■ Exercise prompt
Arrange the listing below as a numbered list, omitting blank lines and covering only everything from its start down to the line containing "votes-value: no — [800, 394, 850, 440]", both ends included.

■ Data extract
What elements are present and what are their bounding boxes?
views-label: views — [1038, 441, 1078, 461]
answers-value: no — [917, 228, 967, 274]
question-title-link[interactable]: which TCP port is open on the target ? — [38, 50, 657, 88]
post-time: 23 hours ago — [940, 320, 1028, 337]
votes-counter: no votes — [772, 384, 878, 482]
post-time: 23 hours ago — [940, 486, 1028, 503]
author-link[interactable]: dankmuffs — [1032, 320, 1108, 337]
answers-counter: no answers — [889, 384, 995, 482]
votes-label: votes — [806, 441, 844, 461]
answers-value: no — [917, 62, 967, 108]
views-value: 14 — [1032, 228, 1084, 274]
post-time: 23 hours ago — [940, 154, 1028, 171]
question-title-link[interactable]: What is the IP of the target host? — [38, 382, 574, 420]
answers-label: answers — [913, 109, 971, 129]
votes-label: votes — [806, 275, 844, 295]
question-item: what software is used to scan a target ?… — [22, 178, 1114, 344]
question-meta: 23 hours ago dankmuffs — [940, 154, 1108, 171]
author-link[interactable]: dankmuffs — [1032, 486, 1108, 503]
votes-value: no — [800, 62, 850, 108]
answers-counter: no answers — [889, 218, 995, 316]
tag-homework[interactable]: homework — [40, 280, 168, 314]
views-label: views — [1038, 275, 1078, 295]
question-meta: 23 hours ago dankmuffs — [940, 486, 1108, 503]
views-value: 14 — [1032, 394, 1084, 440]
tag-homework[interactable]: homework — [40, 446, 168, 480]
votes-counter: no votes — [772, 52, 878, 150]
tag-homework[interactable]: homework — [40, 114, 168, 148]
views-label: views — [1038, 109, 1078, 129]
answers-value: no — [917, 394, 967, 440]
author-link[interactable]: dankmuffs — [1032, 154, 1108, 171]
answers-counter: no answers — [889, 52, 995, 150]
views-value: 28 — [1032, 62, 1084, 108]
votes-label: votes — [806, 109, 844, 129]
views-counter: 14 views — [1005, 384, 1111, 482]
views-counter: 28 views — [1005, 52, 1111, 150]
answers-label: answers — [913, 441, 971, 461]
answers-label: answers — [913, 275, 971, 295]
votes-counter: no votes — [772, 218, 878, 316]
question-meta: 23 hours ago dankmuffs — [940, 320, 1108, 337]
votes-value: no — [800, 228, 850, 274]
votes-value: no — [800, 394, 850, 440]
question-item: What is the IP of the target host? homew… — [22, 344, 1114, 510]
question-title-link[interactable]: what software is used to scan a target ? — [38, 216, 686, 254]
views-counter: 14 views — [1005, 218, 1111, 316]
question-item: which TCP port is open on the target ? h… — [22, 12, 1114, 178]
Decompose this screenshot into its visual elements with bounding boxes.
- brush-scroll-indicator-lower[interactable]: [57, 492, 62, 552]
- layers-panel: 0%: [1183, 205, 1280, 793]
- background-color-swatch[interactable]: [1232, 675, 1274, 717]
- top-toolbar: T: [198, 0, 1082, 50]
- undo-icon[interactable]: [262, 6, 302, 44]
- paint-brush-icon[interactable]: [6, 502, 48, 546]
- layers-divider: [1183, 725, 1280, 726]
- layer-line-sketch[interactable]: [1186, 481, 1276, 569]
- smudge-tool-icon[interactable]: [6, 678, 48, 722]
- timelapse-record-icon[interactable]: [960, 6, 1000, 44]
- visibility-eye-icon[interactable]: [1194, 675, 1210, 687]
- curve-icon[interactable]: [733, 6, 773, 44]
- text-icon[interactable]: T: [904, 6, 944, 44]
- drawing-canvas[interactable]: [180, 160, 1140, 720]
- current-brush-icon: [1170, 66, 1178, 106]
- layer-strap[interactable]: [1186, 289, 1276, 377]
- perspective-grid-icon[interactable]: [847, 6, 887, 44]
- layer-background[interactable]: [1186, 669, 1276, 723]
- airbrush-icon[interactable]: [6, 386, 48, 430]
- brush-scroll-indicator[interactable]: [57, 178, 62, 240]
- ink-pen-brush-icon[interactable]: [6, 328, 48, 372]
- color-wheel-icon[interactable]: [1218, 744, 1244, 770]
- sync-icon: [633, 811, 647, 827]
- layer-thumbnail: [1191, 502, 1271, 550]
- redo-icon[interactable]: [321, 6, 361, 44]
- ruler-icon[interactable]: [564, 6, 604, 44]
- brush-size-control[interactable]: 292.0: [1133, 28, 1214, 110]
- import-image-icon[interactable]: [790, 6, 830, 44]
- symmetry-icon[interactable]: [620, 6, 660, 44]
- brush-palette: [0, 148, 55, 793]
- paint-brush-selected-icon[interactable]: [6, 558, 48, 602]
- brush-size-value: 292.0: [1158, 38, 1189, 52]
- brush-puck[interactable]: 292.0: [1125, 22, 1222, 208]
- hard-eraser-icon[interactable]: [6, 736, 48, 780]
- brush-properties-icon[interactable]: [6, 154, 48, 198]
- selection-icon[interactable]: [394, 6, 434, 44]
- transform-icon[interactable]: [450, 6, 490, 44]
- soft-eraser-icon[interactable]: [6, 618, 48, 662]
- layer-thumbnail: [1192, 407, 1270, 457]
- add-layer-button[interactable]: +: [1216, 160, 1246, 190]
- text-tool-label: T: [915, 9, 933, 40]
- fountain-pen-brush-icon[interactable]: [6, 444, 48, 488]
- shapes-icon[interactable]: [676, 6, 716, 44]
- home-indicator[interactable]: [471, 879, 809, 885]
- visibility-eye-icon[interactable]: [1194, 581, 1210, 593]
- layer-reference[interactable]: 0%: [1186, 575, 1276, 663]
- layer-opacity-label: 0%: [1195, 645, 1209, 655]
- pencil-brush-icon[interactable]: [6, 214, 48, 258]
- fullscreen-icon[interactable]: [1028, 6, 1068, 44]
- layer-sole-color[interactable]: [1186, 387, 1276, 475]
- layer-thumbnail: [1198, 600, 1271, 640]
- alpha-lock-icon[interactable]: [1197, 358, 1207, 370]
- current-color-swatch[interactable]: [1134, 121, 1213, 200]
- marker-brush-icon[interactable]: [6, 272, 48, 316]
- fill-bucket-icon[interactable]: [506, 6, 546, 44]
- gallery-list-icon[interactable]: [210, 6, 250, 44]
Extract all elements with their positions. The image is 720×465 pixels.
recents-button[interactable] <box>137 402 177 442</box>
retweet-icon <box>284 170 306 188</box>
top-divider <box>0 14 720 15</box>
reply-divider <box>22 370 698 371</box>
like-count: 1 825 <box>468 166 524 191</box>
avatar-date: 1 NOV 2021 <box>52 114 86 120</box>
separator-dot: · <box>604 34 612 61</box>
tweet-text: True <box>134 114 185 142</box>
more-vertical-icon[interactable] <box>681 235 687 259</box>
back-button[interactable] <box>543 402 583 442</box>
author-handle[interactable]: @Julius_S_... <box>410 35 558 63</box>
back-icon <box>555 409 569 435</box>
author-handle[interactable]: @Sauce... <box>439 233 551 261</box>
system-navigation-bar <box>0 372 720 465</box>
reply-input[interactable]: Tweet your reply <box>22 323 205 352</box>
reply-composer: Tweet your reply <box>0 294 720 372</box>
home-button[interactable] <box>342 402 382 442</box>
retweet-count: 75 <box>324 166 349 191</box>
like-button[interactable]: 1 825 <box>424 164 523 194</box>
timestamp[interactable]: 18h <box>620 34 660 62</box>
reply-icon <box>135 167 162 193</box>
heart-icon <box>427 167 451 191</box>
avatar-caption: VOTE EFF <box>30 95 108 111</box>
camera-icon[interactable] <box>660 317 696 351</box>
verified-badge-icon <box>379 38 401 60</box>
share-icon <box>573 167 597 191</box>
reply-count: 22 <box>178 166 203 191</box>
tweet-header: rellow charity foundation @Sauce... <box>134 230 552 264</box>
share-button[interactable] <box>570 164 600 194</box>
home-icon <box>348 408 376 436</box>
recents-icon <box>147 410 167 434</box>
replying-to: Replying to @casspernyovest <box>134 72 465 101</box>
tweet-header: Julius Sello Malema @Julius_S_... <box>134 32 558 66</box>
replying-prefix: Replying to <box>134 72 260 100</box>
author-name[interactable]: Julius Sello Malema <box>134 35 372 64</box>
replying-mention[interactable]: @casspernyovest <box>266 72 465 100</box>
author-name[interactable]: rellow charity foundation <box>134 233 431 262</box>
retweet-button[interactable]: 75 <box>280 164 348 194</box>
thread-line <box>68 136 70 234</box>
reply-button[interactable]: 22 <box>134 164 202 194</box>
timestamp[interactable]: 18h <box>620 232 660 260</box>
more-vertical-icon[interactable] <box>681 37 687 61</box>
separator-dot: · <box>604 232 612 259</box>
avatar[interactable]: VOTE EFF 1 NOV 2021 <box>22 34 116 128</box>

■ Output for this task
1. What elements are present and what are their bounding boxes?
2. views-label: views — [1038, 441, 1078, 461]
3. answers-value: no — [917, 228, 967, 274]
4. question-title-link[interactable]: which TCP port is open on the target ? — [38, 50, 657, 88]
5. post-time: 23 hours ago — [940, 320, 1028, 337]
6. votes-counter: no votes — [772, 384, 878, 482]
7. post-time: 23 hours ago — [940, 486, 1028, 503]
8. author-link[interactable]: dankmuffs — [1032, 320, 1108, 337]
9. answers-counter: no answers — [889, 384, 995, 482]
10. votes-label: votes — [806, 441, 844, 461]
11. answers-value: no — [917, 62, 967, 108]
12. views-value: 14 — [1032, 228, 1084, 274]
13. post-time: 23 hours ago — [940, 154, 1028, 171]
14. question-title-link[interactable]: What is the IP of the target host? — [38, 382, 574, 420]
15. answers-label: answers — [913, 109, 971, 129]
16. votes-label: votes — [806, 275, 844, 295]
17. question-item: what software is used to scan a target ?… — [22, 178, 1114, 344]
18. question-meta: 23 hours ago dankmuffs — [940, 154, 1108, 171]
19. author-link[interactable]: dankmuffs — [1032, 486, 1108, 503]
20. votes-value: no — [800, 62, 850, 108]
21. answers-counter: no answers — [889, 218, 995, 316]
22. tag-homework[interactable]: homework — [40, 280, 168, 314]
23. views-label: views — [1038, 275, 1078, 295]
24. question-meta: 23 hours ago dankmuffs — [940, 486, 1108, 503]
25. views-value: 14 — [1032, 394, 1084, 440]
26. tag-homework[interactable]: homework — [40, 446, 168, 480]
27. votes-counter: no votes — [772, 52, 878, 150]
28. tag-homework[interactable]: homework — [40, 114, 168, 148]
29. views-label: views — [1038, 109, 1078, 129]
30. answers-value: no — [917, 394, 967, 440]
31. author-link[interactable]: dankmuffs — [1032, 154, 1108, 171]
32. answers-counter: no answers — [889, 52, 995, 150]
33. views-value: 28 — [1032, 62, 1084, 108]
34. votes-label: votes — [806, 109, 844, 129]
35. views-counter: 14 views — [1005, 384, 1111, 482]
36. views-counter: 28 views — [1005, 52, 1111, 150]
37. answers-label: answers — [913, 441, 971, 461]
38. answers-label: answers — [913, 275, 971, 295]
39. votes-counter: no votes — [772, 218, 878, 316]
40. question-meta: 23 hours ago dankmuffs — [940, 320, 1108, 337]
41. votes-value: no — [800, 228, 850, 274]
42. votes-value: no — [800, 394, 850, 440]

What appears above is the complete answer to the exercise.